> [YOUR TASK]
Rewrite the records below with every "interactable" changed to "clickable" and everything else unchanged, leaving out the picture.

[BEGIN RECORDS PROVIDED]

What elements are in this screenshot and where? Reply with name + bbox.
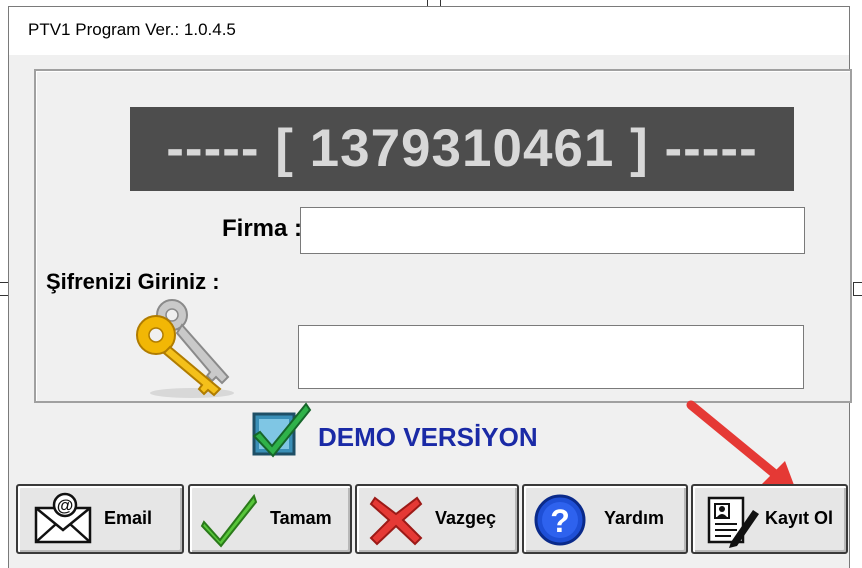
resize-handle-right[interactable] xyxy=(853,282,862,296)
title-bar[interactable]: PTV1 Program Ver.: 1.0.4.5 xyxy=(9,7,849,55)
yardim-button[interactable]: ? Yardım xyxy=(522,484,688,554)
program-window: PTV1 Program Ver.: 1.0.4.5 ----- [ 13793… xyxy=(8,6,852,568)
kayit-ol-button-label: Kayıt Ol xyxy=(765,508,834,528)
yardim-button-label: Yardım xyxy=(604,508,665,528)
key-icon xyxy=(136,299,234,398)
email-button-label: Email xyxy=(104,508,153,528)
email-button[interactable]: @ Email xyxy=(16,484,184,554)
vazgec-button-label: Vazgeç xyxy=(435,508,497,528)
green-check-icon xyxy=(200,493,258,548)
svg-text:@: @ xyxy=(57,496,74,515)
password-label: Şifrenizi Giriniz : xyxy=(46,269,220,294)
demo-version-label: DEMO VERSİYON xyxy=(318,422,538,452)
kayit-ol-button[interactable]: Kayıt Ol xyxy=(691,484,848,554)
password-field[interactable] xyxy=(298,325,804,389)
red-x-icon xyxy=(369,496,423,546)
serial-number-display: ----- [ 1379310461 ] ----- xyxy=(130,107,794,191)
tamam-button-label: Tamam xyxy=(270,508,332,528)
svg-text:?: ? xyxy=(550,503,570,539)
registration-form-pen-icon xyxy=(707,496,759,548)
firma-field[interactable] xyxy=(300,207,805,254)
window-title: PTV1 Program Ver.: 1.0.4.5 xyxy=(28,20,236,39)
login-panel: ----- [ 1379310461 ] ----- Firma : Şifre… xyxy=(34,69,852,403)
check-box-icon xyxy=(252,402,312,458)
envelope-at-icon: @ xyxy=(34,492,92,544)
vazgec-button[interactable]: Vazgeç xyxy=(355,484,519,554)
tamam-button[interactable]: Tamam xyxy=(188,484,352,554)
firma-label: Firma : xyxy=(221,215,302,242)
blue-question-icon: ? xyxy=(534,494,586,546)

[END RECORDS PROVIDED]

> [TASK ANSWER]
What elements are in this screenshot and where? Reply with name + bbox.
resize-handle-right[clickable] xyxy=(853,282,862,296)
title-bar[clickable]: PTV1 Program Ver.: 1.0.4.5 xyxy=(9,7,849,55)
yardim-button[clickable]: ? Yardım xyxy=(522,484,688,554)
program-window: PTV1 Program Ver.: 1.0.4.5 ----- [ 13793… xyxy=(8,6,852,568)
kayit-ol-button-label: Kayıt Ol xyxy=(765,508,834,528)
yardim-button-label: Yardım xyxy=(604,508,665,528)
key-icon xyxy=(136,299,234,398)
email-button-label: Email xyxy=(104,508,153,528)
email-button[clickable]: @ Email xyxy=(16,484,184,554)
vazgec-button-label: Vazgeç xyxy=(435,508,497,528)
green-check-icon xyxy=(200,493,258,548)
svg-text:@: @ xyxy=(57,496,74,515)
password-label: Şifrenizi Giriniz : xyxy=(46,269,220,294)
demo-version-label: DEMO VERSİYON xyxy=(318,422,538,452)
kayit-ol-button[clickable]: Kayıt Ol xyxy=(691,484,848,554)
password-field[clickable] xyxy=(298,325,804,389)
red-x-icon xyxy=(369,496,423,546)
serial-number-display: ----- [ 1379310461 ] ----- xyxy=(130,107,794,191)
tamam-button-label: Tamam xyxy=(270,508,332,528)
svg-text:?: ? xyxy=(550,503,570,539)
registration-form-pen-icon xyxy=(707,496,759,548)
firma-field[clickable] xyxy=(300,207,805,254)
window-title: PTV1 Program Ver.: 1.0.4.5 xyxy=(28,20,236,39)
login-panel: ----- [ 1379310461 ] ----- Firma : Şifre… xyxy=(34,69,852,403)
check-box-icon xyxy=(252,402,312,458)
envelope-at-icon: @ xyxy=(34,492,92,544)
vazgec-button[clickable]: Vazgeç xyxy=(355,484,519,554)
tamam-button[clickable]: Tamam xyxy=(188,484,352,554)
firma-label: Firma : xyxy=(221,215,302,242)
blue-question-icon: ? xyxy=(534,494,586,546)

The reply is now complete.